» WRITTEN INSTRUCTION: Your task is to tally the lines of the listing containing the word "keyword" and report the figure alone.
— Start INFORMATION PROVIDED —
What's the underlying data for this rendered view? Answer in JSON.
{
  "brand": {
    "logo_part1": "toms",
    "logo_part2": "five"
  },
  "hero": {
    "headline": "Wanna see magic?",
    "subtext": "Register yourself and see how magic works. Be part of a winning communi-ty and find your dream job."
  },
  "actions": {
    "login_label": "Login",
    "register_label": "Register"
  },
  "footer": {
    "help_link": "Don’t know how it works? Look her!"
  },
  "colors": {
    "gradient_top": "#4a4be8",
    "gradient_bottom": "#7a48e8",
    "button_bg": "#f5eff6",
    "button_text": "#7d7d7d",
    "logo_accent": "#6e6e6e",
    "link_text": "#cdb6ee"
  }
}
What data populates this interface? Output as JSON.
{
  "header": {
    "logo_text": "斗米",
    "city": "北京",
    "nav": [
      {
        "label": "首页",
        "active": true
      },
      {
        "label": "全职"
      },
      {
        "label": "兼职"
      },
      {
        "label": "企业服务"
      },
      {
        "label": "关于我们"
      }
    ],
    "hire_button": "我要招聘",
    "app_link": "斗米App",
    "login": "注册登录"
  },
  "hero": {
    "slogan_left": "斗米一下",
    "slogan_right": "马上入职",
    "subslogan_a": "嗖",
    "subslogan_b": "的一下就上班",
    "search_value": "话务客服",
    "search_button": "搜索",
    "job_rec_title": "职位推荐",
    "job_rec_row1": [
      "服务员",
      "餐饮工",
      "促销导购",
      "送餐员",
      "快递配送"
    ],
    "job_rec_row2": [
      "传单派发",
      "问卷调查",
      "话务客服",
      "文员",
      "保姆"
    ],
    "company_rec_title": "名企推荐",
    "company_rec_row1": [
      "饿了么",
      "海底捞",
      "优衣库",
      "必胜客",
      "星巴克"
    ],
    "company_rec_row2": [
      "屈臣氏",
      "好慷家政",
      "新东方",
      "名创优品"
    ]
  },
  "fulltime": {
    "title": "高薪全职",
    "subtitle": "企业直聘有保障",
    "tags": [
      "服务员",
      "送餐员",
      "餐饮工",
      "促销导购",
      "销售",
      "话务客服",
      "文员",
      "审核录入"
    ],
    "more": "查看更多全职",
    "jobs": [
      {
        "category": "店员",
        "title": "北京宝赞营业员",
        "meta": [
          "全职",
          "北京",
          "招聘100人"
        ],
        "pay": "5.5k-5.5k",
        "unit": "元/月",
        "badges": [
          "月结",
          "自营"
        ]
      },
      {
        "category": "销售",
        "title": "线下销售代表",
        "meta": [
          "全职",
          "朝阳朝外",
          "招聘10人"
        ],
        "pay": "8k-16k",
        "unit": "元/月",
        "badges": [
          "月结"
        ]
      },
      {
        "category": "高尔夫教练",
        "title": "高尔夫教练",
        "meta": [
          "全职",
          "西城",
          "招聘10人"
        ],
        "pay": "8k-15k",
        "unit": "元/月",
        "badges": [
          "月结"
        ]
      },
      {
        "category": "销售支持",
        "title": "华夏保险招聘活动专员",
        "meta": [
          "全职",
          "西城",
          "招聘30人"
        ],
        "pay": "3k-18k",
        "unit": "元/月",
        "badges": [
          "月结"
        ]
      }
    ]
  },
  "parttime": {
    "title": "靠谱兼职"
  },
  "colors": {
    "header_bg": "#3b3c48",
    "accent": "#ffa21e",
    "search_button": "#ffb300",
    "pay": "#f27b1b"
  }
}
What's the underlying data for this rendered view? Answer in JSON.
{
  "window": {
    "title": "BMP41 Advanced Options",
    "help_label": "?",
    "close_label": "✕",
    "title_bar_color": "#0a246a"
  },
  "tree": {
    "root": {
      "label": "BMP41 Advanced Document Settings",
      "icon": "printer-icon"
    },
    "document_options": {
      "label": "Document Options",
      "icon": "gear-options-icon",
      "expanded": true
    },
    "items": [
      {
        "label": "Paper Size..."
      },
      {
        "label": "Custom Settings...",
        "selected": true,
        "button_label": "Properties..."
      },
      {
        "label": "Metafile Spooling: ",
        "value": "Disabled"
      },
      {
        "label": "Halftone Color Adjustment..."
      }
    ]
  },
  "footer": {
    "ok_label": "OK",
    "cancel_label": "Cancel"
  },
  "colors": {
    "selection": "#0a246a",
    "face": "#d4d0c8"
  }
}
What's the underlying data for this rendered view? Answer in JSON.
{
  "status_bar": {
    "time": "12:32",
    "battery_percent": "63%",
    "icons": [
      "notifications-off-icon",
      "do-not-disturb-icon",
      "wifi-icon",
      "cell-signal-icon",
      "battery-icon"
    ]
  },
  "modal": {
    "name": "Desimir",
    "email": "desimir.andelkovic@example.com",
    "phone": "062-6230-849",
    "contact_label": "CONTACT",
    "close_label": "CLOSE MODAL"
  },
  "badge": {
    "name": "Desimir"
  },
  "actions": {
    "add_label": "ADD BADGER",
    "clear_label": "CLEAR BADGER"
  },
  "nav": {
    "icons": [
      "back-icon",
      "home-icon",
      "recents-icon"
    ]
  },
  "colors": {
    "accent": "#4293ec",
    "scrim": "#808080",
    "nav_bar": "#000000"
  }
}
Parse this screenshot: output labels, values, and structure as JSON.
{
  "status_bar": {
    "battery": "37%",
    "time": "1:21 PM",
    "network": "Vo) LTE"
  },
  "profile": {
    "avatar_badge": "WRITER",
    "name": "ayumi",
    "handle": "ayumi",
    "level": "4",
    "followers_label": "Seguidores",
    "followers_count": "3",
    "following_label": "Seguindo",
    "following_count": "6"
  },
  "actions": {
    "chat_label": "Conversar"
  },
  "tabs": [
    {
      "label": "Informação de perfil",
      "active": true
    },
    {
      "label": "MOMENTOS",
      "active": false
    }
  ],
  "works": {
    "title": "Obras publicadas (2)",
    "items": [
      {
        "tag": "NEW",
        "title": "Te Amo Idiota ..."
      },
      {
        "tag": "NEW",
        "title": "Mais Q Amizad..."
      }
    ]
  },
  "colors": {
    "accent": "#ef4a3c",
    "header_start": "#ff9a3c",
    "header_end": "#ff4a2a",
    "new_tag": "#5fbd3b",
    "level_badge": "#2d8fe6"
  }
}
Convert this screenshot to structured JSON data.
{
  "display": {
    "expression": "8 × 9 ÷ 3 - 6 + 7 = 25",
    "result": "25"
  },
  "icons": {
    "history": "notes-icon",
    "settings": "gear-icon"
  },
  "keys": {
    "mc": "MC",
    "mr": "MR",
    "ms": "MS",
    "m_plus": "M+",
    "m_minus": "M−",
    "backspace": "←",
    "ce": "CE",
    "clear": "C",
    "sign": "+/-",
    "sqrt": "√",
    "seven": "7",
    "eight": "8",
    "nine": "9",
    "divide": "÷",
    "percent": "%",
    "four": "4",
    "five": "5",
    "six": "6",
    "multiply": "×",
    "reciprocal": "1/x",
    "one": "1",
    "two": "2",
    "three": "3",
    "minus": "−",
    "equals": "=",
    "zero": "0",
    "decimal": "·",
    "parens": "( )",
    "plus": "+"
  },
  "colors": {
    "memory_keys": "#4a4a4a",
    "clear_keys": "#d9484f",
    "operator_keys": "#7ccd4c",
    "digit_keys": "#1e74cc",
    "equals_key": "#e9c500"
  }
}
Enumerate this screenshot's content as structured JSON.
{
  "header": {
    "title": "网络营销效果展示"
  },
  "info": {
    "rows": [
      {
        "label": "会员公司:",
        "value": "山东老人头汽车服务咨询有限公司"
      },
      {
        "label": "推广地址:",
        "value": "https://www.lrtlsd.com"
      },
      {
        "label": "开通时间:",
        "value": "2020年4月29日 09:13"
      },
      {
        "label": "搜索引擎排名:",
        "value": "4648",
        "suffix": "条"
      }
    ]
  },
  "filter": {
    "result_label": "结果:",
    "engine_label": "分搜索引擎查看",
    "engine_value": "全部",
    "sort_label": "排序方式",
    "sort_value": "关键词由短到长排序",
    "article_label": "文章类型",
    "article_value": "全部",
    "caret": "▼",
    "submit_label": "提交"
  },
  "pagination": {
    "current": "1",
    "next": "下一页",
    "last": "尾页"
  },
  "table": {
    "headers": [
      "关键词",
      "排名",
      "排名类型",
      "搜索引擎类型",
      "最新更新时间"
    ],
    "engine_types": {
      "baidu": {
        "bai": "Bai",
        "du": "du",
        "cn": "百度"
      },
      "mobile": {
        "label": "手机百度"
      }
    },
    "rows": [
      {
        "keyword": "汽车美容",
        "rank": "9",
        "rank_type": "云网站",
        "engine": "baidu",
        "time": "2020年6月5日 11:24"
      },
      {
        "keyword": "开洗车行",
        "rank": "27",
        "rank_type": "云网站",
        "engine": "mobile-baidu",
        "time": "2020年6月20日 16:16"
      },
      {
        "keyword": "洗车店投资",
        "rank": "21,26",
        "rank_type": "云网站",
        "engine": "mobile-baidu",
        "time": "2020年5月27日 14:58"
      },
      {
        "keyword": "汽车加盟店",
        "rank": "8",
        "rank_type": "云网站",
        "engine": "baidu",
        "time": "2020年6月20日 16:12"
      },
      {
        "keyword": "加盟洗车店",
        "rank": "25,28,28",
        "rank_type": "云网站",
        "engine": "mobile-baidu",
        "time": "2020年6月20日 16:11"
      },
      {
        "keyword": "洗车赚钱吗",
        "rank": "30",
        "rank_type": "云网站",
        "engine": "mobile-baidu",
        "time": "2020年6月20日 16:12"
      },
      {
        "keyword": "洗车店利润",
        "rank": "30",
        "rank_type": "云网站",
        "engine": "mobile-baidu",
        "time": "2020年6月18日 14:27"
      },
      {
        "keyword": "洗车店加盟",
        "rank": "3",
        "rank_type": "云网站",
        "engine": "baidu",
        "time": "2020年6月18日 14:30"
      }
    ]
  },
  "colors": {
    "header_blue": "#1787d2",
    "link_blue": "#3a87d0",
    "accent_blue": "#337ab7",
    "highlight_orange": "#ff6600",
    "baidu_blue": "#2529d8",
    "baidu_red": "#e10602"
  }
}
— End INFORMATION PROVIDED —
» RESULT OF THE EXERCISE: 8